WHAT YOU WILL DO ->
Copy out, exactly as written, only the line containing "Give me a plain-text" and the lines after it through the end of the records.
begin
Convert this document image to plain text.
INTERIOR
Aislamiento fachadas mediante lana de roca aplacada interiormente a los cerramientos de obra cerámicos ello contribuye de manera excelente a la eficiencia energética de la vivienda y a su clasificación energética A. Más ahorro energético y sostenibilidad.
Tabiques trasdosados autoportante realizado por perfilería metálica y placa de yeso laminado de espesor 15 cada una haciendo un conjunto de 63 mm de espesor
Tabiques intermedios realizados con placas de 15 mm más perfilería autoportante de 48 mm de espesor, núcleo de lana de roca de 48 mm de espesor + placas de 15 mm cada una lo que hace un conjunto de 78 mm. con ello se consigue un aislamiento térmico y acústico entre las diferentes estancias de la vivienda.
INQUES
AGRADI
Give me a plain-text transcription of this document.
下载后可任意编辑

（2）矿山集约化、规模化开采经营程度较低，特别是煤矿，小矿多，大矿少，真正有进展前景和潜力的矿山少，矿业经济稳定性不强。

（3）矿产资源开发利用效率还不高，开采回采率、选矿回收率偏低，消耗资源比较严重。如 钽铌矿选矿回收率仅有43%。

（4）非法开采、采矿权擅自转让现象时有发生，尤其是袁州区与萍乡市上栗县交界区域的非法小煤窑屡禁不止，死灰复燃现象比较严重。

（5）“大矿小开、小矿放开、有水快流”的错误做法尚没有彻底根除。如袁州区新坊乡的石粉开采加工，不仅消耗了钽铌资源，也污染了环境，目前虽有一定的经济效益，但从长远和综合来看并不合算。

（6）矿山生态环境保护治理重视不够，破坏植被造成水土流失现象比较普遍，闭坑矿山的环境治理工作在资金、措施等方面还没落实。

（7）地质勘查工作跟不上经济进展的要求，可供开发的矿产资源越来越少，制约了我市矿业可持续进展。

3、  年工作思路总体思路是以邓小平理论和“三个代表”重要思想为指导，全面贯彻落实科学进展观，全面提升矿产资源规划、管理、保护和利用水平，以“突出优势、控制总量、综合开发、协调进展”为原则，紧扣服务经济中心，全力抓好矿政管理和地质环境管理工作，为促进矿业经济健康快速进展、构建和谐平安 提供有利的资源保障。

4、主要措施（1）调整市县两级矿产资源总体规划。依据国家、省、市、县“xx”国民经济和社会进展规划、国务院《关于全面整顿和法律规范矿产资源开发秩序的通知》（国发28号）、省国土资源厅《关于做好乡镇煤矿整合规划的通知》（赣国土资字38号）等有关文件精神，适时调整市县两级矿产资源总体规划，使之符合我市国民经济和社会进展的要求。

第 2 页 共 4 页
end
WRITTEN SOLUTION ->
Give me a plain-text transcription of this document.
下载后可任意编辑

（2）矿山集约化、规模化开采经营程度较低，特别是煤矿，小矿多，大矿少，真正有进展前景和潜力的矿山少，矿业经济稳定性不强。

（3）矿产资源开发利用效率还不高，开采回采率、选矿回收率偏低，消耗资源比较严重。如 钽铌矿选矿回收率仅有43%。

（4）非法开采、采矿权擅自转让现象时有发生，尤其是袁州区与萍乡市上栗县交界区域的非法小煤窑屡禁不止，死灰复燃现象比较严重。

（5）“大矿小开、小矿放开、有水快流”的错误做法尚没有彻底根除。如袁州区新坊乡的石粉开采加工，不仅消耗了钽铌资源，也污染了环境，目前虽有一定的经济效益，但从长远和综合来看并不合算。

（6）矿山生态环境保护治理重视不够，破坏植被造成水土流失现象比较普遍，闭坑矿山的环境治理工作在资金、措施等方面还没落实。

（7）地质勘查工作跟不上经济进展的要求，可供开发的矿产资源越来越少，制约了我市矿业可持续进展。

3、  年工作思路总体思路是以邓小平理论和“三个代表”重要思想为指导，全面贯彻落实科学进展观，全面提升矿产资源规划、管理、保护和利用水平，以“突出优势、控制总量、综合开发、协调进展”为原则，紧扣服务经济中心，全力抓好矿政管理和地质环境管理工作，为促进矿业经济健康快速进展、构建和谐平安 提供有利的资源保障。

4、主要措施（1）调整市县两级矿产资源总体规划。依据国家、省、市、县“xx”国民经济和社会进展规划、国务院《关于全面整顿和法律规范矿产资源开发秩序的通知》（国发28号）、省国土资源厅《关于做好乡镇煤矿整合规划的通知》（赣国土资字38号）等有关文件精神，适时调整市县两级矿产资源总体规划，使之符合我市国民经济和社会进展的要求。

第 2 页 共 4 页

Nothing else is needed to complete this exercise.